§ Short exercise: Repeat every entry word for word, but leave the images out of your copy.

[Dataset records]
------------------------------------------------------------

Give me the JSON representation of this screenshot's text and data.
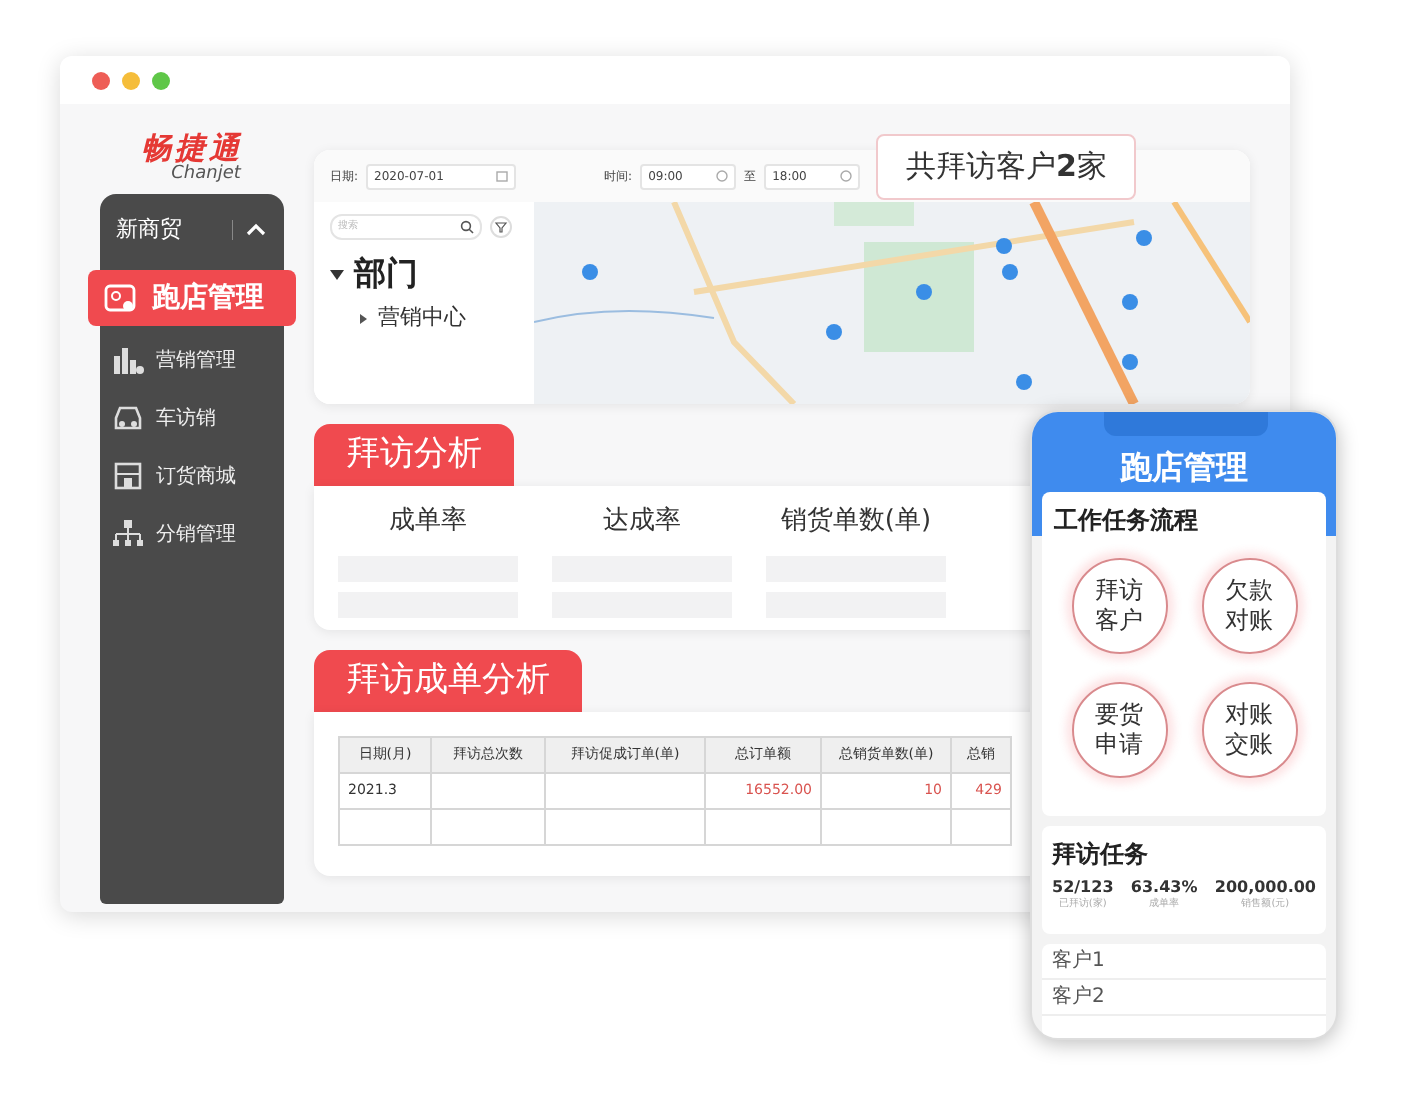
{
  "logo": {
    "name": "畅捷通",
    "subtitle": "Chanjet"
  },
  "sidebar": {
    "header": "新商贸",
    "items": [
      {
        "label": "跑店管理",
        "selected": true,
        "kind": "card"
      },
      {
        "label": "营销管理",
        "selected": false,
        "kind": "bars"
      },
      {
        "label": "车访销",
        "selected": false,
        "kind": "car"
      },
      {
        "label": "订货商城",
        "selected": false,
        "kind": "store"
      },
      {
        "label": "分销管理",
        "selected": false,
        "kind": "org"
      }
    ]
  },
  "filters": {
    "date_label": "日期:",
    "date_value": "2020-07-01",
    "time_label": "时间:",
    "time_from": "09:00",
    "to_label": "至",
    "time_to": "18:00"
  },
  "tree": {
    "search_placeholder": "搜索",
    "root": {
      "label": "部门",
      "expanded": true,
      "children": [
        {
          "label": "营销中心",
          "expanded": false
        }
      ]
    }
  },
  "callout": {
    "text": "共拜访客户**2**家"
  },
  "visit_analysis": {
    "title": "拜访分析",
    "columns": [
      "成单率",
      "达成率",
      "销货单数(单)"
    ]
  },
  "order_analysis": {
    "title": "拜访成单分析",
    "columns": [
      "日期(月)",
      "拜访总次数",
      "拜访促成订单(单)",
      "总订单额",
      "总销货单数(单)",
      "总销"
    ],
    "rows": [
      {
        "cells": [
          "2021.3",
          null,
          null,
          "16552.00",
          "10",
          "429"
        ]
      },
      {
        "cells": [
          null,
          null,
          null,
          null,
          null,
          null
        ]
      }
    ]
  },
  "phone": {
    "title": "跑店管理",
    "workflow_title": "工作任务流程",
    "steps": [
      "拜访客户",
      "欠款对账",
      "要货申请",
      "对账交账"
    ],
    "tasks_title": "拜访任务",
    "stats": [
      {
        "value": "52/123",
        "label": "已拜访(家)"
      },
      {
        "value": "63.43%",
        "label": "成单率"
      },
      {
        "value": "200,000.00",
        "label": "销售额(元)"
      }
    ],
    "customers": [
      "客户1",
      "客户2"
    ]
  }
}
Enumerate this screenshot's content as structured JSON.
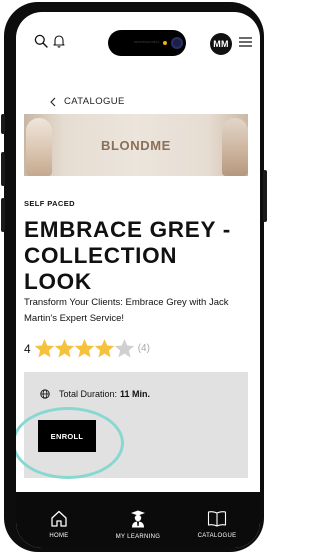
{
  "header": {
    "avatar_initials": "MM",
    "icons": [
      "search-icon",
      "bell-icon",
      "hamburger-menu-icon"
    ]
  },
  "breadcrumb": {
    "label": "CATALOGUE",
    "icon": "chevron-left-icon"
  },
  "banner": {
    "brand_text": "BLONDME"
  },
  "course": {
    "type": "SELF PACED",
    "title_line1": "EMBRACE GREY -",
    "title_line2": "COLLECTION LOOK",
    "description": "Transform Your Clients: Embrace Grey with Jack Martin's Expert Service!",
    "rating_value": "4",
    "rating_stars_filled": 4,
    "rating_stars_total": 5,
    "rating_count": "(4)",
    "duration_label": "Total Duration:",
    "duration_value": "11 Min.",
    "enroll_label": "ENROLL"
  },
  "tabs": [
    {
      "label": "HOME",
      "icon": "home-icon"
    },
    {
      "label": "MY LEARNING",
      "icon": "graduate-icon"
    },
    {
      "label": "CATALOGUE",
      "icon": "book-icon"
    }
  ],
  "colors": {
    "accent_star": "#f4c23c",
    "star_empty": "#d0d0d0",
    "highlight_ring": "#88d8d1",
    "panel_bg": "#e1e1e1",
    "tabbar_bg": "#0b0b0b"
  }
}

------------------------------------------------------------

§ Exercise output:
Give me the JSON representation of this screenshot's text and data.
{
  "logo": {
    "name": "畅捷通",
    "subtitle": "Chanjet"
  },
  "sidebar": {
    "header": "新商贸",
    "items": [
      {
        "label": "跑店管理",
        "selected": true,
        "kind": "card"
      },
      {
        "label": "营销管理",
        "selected": false,
        "kind": "bars"
      },
      {
        "label": "车访销",
        "selected": false,
        "kind": "car"
      },
      {
        "label": "订货商城",
        "selected": false,
        "kind": "store"
      },
      {
        "label": "分销管理",
        "selected": false,
        "kind": "org"
      }
    ]
  },
  "filters": {
    "date_label": "日期:",
    "date_value": "2020-07-01",
    "time_label": "时间:",
    "time_from": "09:00",
    "to_label": "至",
    "time_to": "18:00"
  },
  "tree": {
    "search_placeholder": "搜索",
    "root": {
      "label": "部门",
      "expanded": true,
      "children": [
        {
          "label": "营销中心",
          "expanded": false
        }
      ]
    }
  },
  "callout": {
    "text": "共拜访客户**2**家"
  },
  "visit_analysis": {
    "title": "拜访分析",
    "columns": [
      "成单率",
      "达成率",
      "销货单数(单)"
    ]
  },
  "order_analysis": {
    "title": "拜访成单分析",
    "columns": [
      "日期(月)",
      "拜访总次数",
      "拜访促成订单(单)",
      "总订单额",
      "总销货单数(单)",
      "总销"
    ],
    "rows": [
      {
        "cells": [
          "2021.3",
          null,
          null,
          "16552.00",
          "10",
          "429"
        ]
      },
      {
        "cells": [
          null,
          null,
          null,
          null,
          null,
          null
        ]
      }
    ]
  },
  "phone": {
    "title": "跑店管理",
    "workflow_title": "工作任务流程",
    "steps": [
      "拜访客户",
      "欠款对账",
      "要货申请",
      "对账交账"
    ],
    "tasks_title": "拜访任务",
    "stats": [
      {
        "value": "52/123",
        "label": "已拜访(家)"
      },
      {
        "value": "63.43%",
        "label": "成单率"
      },
      {
        "value": "200,000.00",
        "label": "销售额(元)"
      }
    ],
    "customers": [
      "客户1",
      "客户2"
    ]
  }
}
Enumerate this screenshot's content as structured JSON.
{
  "header": {
    "avatar_initials": "MM",
    "icons": [
      "search-icon",
      "bell-icon",
      "hamburger-menu-icon"
    ]
  },
  "breadcrumb": {
    "label": "CATALOGUE",
    "icon": "chevron-left-icon"
  },
  "banner": {
    "brand_text": "BLONDME"
  },
  "course": {
    "type": "SELF PACED",
    "title_line1": "EMBRACE GREY -",
    "title_line2": "COLLECTION LOOK",
    "description": "Transform Your Clients: Embrace Grey with Jack Martin's Expert Service!",
    "rating_value": "4",
    "rating_stars_filled": 4,
    "rating_stars_total": 5,
    "rating_count": "(4)",
    "duration_label": "Total Duration:",
    "duration_value": "11 Min.",
    "enroll_label": "ENROLL"
  },
  "tabs": [
    {
      "label": "HOME",
      "icon": "home-icon"
    },
    {
      "label": "MY LEARNING",
      "icon": "graduate-icon"
    },
    {
      "label": "CATALOGUE",
      "icon": "book-icon"
    }
  ],
  "colors": {
    "accent_star": "#f4c23c",
    "star_empty": "#d0d0d0",
    "highlight_ring": "#88d8d1",
    "panel_bg": "#e1e1e1",
    "tabbar_bg": "#0b0b0b"
  }
}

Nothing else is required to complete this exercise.